● **EXERCISE DESCRIPTION**
Give every entry again, word for word.

[Dataset records]
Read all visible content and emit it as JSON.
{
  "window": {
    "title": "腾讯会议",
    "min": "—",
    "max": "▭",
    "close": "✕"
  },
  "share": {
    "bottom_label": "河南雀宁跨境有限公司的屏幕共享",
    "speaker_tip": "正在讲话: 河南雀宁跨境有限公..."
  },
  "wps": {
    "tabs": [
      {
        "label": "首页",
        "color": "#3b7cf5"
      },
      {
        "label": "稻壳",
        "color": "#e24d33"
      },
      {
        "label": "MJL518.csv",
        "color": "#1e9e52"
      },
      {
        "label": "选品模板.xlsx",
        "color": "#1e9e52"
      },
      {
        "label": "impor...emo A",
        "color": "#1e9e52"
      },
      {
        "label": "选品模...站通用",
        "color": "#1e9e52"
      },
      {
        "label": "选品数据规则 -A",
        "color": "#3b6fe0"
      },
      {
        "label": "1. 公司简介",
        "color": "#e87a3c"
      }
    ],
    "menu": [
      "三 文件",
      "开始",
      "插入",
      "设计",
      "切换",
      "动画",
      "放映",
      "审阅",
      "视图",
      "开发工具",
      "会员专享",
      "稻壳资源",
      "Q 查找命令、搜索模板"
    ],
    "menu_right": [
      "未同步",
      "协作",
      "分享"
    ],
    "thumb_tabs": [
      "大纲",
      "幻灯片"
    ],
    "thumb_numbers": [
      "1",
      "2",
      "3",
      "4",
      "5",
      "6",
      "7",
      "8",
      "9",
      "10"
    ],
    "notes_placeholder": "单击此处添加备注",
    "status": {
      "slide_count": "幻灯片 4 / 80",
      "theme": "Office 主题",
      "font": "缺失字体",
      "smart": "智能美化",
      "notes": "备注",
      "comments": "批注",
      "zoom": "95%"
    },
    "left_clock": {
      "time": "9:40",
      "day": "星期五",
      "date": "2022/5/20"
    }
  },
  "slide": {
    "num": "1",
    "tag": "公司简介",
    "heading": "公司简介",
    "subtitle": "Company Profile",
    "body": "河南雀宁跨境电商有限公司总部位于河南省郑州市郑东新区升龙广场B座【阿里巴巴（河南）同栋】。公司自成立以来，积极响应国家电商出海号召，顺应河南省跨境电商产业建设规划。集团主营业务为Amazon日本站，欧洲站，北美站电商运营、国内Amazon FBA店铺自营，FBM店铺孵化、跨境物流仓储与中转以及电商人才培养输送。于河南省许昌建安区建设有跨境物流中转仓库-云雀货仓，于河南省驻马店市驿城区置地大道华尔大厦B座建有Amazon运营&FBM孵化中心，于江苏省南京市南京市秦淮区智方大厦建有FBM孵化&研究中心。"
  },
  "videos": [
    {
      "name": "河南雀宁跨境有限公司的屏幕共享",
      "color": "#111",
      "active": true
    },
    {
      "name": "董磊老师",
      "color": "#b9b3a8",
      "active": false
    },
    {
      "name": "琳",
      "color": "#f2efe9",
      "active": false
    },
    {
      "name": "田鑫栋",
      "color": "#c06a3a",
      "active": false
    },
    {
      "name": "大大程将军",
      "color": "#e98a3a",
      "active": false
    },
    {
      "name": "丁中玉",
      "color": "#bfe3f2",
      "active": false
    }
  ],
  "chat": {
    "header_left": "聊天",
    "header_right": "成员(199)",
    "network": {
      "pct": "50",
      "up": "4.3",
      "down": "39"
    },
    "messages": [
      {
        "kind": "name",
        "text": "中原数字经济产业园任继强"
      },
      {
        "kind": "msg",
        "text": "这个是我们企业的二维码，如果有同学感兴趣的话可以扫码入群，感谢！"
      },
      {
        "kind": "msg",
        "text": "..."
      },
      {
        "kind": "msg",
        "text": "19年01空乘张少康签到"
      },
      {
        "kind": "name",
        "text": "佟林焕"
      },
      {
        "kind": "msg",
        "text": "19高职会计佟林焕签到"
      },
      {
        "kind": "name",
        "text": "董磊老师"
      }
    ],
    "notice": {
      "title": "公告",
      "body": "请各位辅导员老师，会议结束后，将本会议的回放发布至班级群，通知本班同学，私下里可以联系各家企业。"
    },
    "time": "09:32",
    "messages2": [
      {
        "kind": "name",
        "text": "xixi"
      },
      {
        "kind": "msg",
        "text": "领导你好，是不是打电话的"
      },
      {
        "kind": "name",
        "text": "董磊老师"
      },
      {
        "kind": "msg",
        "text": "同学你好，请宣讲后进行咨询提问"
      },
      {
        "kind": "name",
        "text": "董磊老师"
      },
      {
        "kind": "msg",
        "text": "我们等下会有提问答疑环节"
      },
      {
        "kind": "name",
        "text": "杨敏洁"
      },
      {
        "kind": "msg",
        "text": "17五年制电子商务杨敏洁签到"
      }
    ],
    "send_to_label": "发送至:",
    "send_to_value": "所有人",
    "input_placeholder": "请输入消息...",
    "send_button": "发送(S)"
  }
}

● **RESPONSE TO THIS TASK**
Read all visible content and emit it as JSON.
{
  "window": {
    "title": "腾讯会议",
    "min": "—",
    "max": "▭",
    "close": "✕"
  },
  "share": {
    "bottom_label": "河南雀宁跨境有限公司的屏幕共享",
    "speaker_tip": "正在讲话: 河南雀宁跨境有限公..."
  },
  "wps": {
    "tabs": [
      {
        "label": "首页",
        "color": "#3b7cf5"
      },
      {
        "label": "稻壳",
        "color": "#e24d33"
      },
      {
        "label": "MJL518.csv",
        "color": "#1e9e52"
      },
      {
        "label": "选品模板.xlsx",
        "color": "#1e9e52"
      },
      {
        "label": "impor...emo A",
        "color": "#1e9e52"
      },
      {
        "label": "选品模...站通用",
        "color": "#1e9e52"
      },
      {
        "label": "选品数据规则 -A",
        "color": "#3b6fe0"
      },
      {
        "label": "1. 公司简介",
        "color": "#e87a3c"
      }
    ],
    "menu": [
      "三 文件",
      "开始",
      "插入",
      "设计",
      "切换",
      "动画",
      "放映",
      "审阅",
      "视图",
      "开发工具",
      "会员专享",
      "稻壳资源",
      "Q 查找命令、搜索模板"
    ],
    "menu_right": [
      "未同步",
      "协作",
      "分享"
    ],
    "thumb_tabs": [
      "大纲",
      "幻灯片"
    ],
    "thumb_numbers": [
      "1",
      "2",
      "3",
      "4",
      "5",
      "6",
      "7",
      "8",
      "9",
      "10"
    ],
    "notes_placeholder": "单击此处添加备注",
    "status": {
      "slide_count": "幻灯片 4 / 80",
      "theme": "Office 主题",
      "font": "缺失字体",
      "smart": "智能美化",
      "notes": "备注",
      "comments": "批注",
      "zoom": "95%"
    },
    "left_clock": {
      "time": "9:40",
      "day": "星期五",
      "date": "2022/5/20"
    }
  },
  "slide": {
    "num": "1",
    "tag": "公司简介",
    "heading": "公司简介",
    "subtitle": "Company Profile",
    "body": "河南雀宁跨境电商有限公司总部位于河南省郑州市郑东新区升龙广场B座【阿里巴巴（河南）同栋】。公司自成立以来，积极响应国家电商出海号召，顺应河南省跨境电商产业建设规划。集团主营业务为Amazon日本站，欧洲站，北美站电商运营、国内Amazon FBA店铺自营，FBM店铺孵化、跨境物流仓储与中转以及电商人才培养输送。于河南省许昌建安区建设有跨境物流中转仓库-云雀货仓，于河南省驻马店市驿城区置地大道华尔大厦B座建有Amazon运营&FBM孵化中心，于江苏省南京市南京市秦淮区智方大厦建有FBM孵化&研究中心。"
  },
  "videos": [
    {
      "name": "河南雀宁跨境有限公司的屏幕共享",
      "color": "#111",
      "active": true
    },
    {
      "name": "董磊老师",
      "color": "#b9b3a8",
      "active": false
    },
    {
      "name": "琳",
      "color": "#f2efe9",
      "active": false
    },
    {
      "name": "田鑫栋",
      "color": "#c06a3a",
      "active": false
    },
    {
      "name": "大大程将军",
      "color": "#e98a3a",
      "active": false
    },
    {
      "name": "丁中玉",
      "color": "#bfe3f2",
      "active": false
    }
  ],
  "chat": {
    "header_left": "聊天",
    "header_right": "成员(199)",
    "network": {
      "pct": "50",
      "up": "4.3",
      "down": "39"
    },
    "messages": [
      {
        "kind": "name",
        "text": "中原数字经济产业园任继强"
      },
      {
        "kind": "msg",
        "text": "这个是我们企业的二维码，如果有同学感兴趣的话可以扫码入群，感谢！"
      },
      {
        "kind": "msg",
        "text": "..."
      },
      {
        "kind": "msg",
        "text": "19年01空乘张少康签到"
      },
      {
        "kind": "name",
        "text": "佟林焕"
      },
      {
        "kind": "msg",
        "text": "19高职会计佟林焕签到"
      },
      {
        "kind": "name",
        "text": "董磊老师"
      }
    ],
    "notice": {
      "title": "公告",
      "body": "请各位辅导员老师，会议结束后，将本会议的回放发布至班级群，通知本班同学，私下里可以联系各家企业。"
    },
    "time": "09:32",
    "messages2": [
      {
        "kind": "name",
        "text": "xixi"
      },
      {
        "kind": "msg",
        "text": "领导你好，是不是打电话的"
      },
      {
        "kind": "name",
        "text": "董磊老师"
      },
      {
        "kind": "msg",
        "text": "同学你好，请宣讲后进行咨询提问"
      },
      {
        "kind": "name",
        "text": "董磊老师"
      },
      {
        "kind": "msg",
        "text": "我们等下会有提问答疑环节"
      },
      {
        "kind": "name",
        "text": "杨敏洁"
      },
      {
        "kind": "msg",
        "text": "17五年制电子商务杨敏洁签到"
      }
    ],
    "send_to_label": "发送至:",
    "send_to_value": "所有人",
    "input_placeholder": "请输入消息...",
    "send_button": "发送(S)"
  }
}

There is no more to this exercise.